§ **TO DO**
Locate the lines of the listing below that hold "document", then copy each of them.

Extracted data entries:
+ + + + +

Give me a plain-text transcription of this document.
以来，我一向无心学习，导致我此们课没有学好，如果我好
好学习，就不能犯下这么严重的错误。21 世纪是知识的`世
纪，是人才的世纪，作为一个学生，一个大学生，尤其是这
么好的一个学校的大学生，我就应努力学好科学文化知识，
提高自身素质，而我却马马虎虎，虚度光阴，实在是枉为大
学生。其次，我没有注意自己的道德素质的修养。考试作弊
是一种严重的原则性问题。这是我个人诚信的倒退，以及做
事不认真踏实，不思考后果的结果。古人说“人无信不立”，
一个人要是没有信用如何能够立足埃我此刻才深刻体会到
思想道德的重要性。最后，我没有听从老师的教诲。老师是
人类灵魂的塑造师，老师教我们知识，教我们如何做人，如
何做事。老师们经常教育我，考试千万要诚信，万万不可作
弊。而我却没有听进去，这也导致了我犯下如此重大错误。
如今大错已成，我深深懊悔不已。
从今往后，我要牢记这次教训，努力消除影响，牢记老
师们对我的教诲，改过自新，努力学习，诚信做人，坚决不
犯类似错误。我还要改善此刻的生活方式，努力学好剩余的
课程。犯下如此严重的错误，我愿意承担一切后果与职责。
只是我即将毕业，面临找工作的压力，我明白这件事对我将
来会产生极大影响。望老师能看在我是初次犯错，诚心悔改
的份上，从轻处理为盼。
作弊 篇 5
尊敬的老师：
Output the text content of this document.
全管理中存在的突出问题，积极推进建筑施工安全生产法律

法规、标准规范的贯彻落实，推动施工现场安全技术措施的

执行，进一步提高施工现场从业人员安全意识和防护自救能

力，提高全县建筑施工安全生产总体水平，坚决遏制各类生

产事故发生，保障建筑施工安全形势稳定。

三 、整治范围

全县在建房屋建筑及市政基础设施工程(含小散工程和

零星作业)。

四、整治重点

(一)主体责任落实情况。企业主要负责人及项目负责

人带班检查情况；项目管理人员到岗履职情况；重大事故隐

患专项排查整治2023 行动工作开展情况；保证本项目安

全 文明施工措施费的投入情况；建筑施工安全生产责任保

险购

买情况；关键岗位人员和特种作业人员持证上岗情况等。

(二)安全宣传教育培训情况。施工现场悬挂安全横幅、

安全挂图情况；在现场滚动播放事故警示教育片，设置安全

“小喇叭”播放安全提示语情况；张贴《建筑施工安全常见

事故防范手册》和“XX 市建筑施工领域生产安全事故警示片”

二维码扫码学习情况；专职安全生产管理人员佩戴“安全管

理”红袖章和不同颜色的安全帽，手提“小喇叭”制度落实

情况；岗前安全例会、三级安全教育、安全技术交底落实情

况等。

+ + + + +

§ **FULL ANSWER**
Give me a plain-text transcription of this document.
Output the text content of this document.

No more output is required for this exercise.